=== Work instructions ===
Each line of the listing that contains the word "Boyd" is to be copied.

[Saved entries]
::::::::
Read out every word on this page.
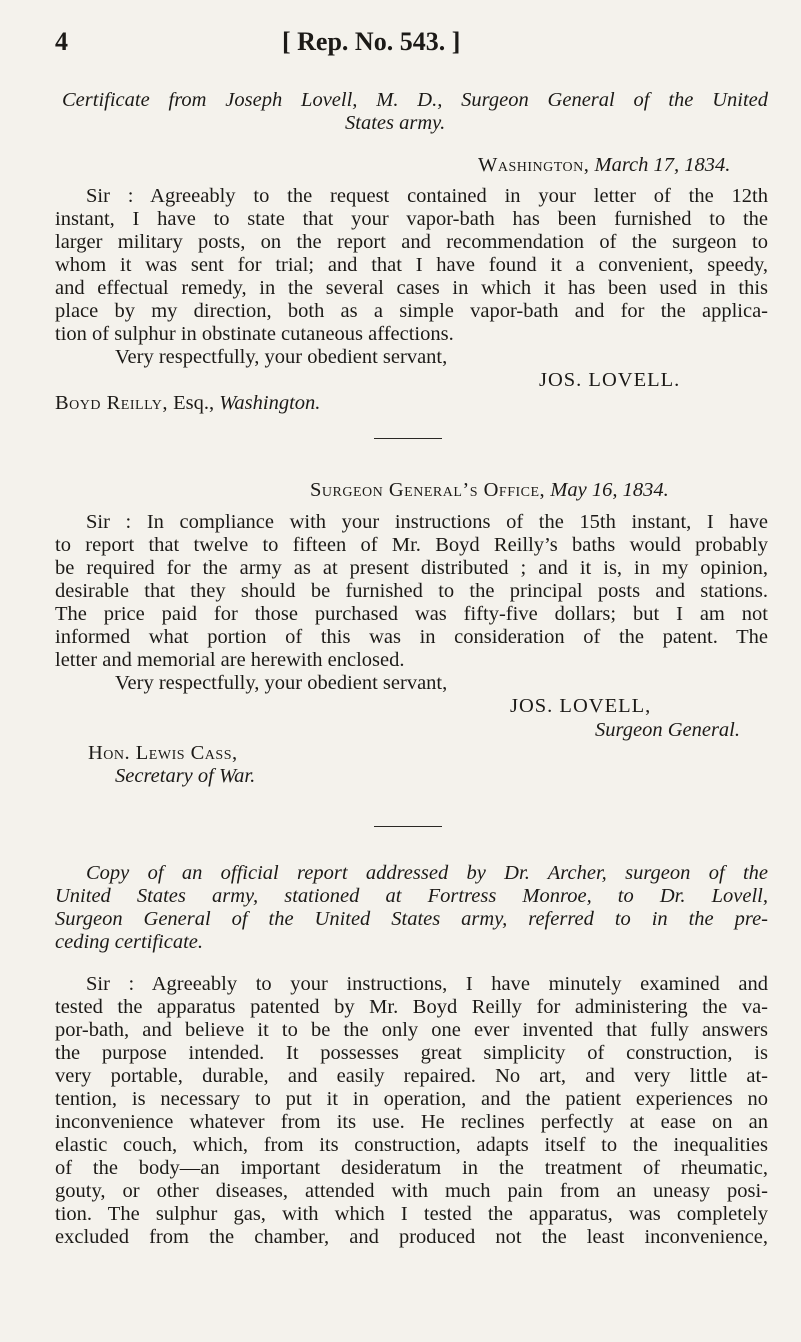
4	[ Rep. No. 543. ]
Certificate from Joseph Lovell, M. D., Surgeon General of the United
States army.
Washington, March 17, 1834.
Sir : Agreeably to the request contained in your letter of the 12th
instant, I have to state that your vapor-bath has been furnished to the
larger military posts, on the report and recommendation of the surgeon to
whom it was sent for trial; and that I have found it a convenient, speedy,
and effectual remedy, in the several cases in which it has been used in this
place by my direction, both as a simple vapor-bath and for the applica-
tion of sulphur in obstinate cutaneous affections.
Very respectfully, your obedient servant,
JOS. LOVELL.
Boyd Reilly, Esq., Washington.
Surgeon General’s Office, May 16, 1834.
Sir : In compliance with your instructions of the 15th instant, I have
to report that twelve to fifteen of Mr. Boyd Reilly’s baths would probably
be required for the army as at present distributed ; and it is, in my opinion,
desirable that they should be furnished to the principal posts and stations.
The price paid for those purchased was fifty-five dollars; but I am not
informed what portion of this was in consideration of the patent. The
letter and memorial are herewith enclosed.
Very respectfully, your obedient servant,
JOS. LOVELL,
Surgeon General.
Hon. Lewis Cass,
Secretary of War.
Copy of an official report addressed by Dr. Archer, surgeon of the
United States army, stationed at Fortress Monroe, to Dr. Lovell,
Surgeon General of the United States army, referred to in the pre-
ceding certificate.
Sir : Agreeably to your instructions, I have minutely examined and
tested the apparatus patented by Mr. Boyd Reilly for administering the va-
por-bath, and believe it to be the only one ever invented that fully answers
the purpose intended. It possesses great simplicity of construction, is
very portable, durable, and easily repaired. No art, and very little at-
tention, is necessary to put it in operation, and the patient experiences no
inconvenience whatever from its use. He reclines perfectly at ease on an
elastic couch, which, from its construction, adapts itself to the inequalities
of the body—an important desideratum in the treatment of rheumatic,
gouty, or other diseases, attended with much pain from an uneasy posi-
tion. The sulphur gas, with which I tested the apparatus, was completely
excluded from the chamber, and produced not the least inconvenience,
::::::::
=== Reply ===
Boyd Reilly, Esq., Washington.
to report that twelve to fifteen of Mr. Boyd Reilly’s baths would probably
tested the apparatus patented by Mr. Boyd Reilly for administering the va-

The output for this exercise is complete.